Excerpts from a layout annotation set:
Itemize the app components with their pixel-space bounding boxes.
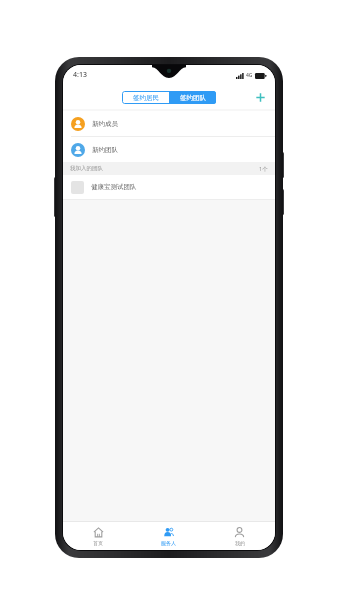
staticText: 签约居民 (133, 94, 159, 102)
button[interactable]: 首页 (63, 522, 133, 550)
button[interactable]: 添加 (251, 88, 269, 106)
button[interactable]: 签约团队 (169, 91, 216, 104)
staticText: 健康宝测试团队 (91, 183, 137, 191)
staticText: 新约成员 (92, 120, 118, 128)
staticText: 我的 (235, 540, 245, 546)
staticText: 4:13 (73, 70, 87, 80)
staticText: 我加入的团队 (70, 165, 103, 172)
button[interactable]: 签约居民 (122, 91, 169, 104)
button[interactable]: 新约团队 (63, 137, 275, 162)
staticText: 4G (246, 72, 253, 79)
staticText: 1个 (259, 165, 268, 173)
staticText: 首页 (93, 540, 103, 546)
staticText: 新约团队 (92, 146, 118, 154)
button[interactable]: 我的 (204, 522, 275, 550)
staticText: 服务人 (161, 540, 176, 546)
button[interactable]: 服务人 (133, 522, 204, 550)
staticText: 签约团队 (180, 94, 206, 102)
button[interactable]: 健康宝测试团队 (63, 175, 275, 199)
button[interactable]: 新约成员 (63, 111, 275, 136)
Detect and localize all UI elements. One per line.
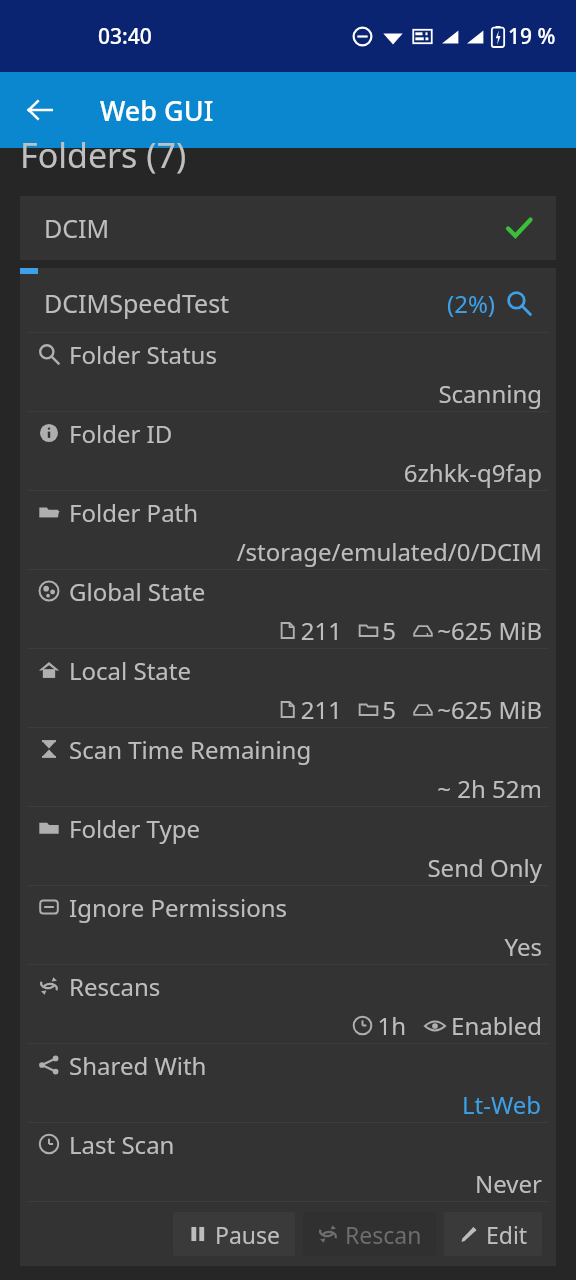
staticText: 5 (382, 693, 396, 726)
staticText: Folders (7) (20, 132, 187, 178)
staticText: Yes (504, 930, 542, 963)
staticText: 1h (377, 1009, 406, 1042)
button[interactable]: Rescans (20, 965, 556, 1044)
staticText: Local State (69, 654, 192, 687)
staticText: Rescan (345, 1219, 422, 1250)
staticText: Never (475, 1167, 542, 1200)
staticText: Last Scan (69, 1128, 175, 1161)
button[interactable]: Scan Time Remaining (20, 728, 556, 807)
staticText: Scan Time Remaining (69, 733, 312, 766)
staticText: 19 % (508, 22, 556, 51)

THE TASK → Pull out each line from the items above that contains the string "Time", matching case exactly.

WRITTEN SOLUTION →
button[interactable]: Scan Time Remaining (20, 728, 556, 807)
staticText: Scan Time Remaining (69, 733, 312, 766)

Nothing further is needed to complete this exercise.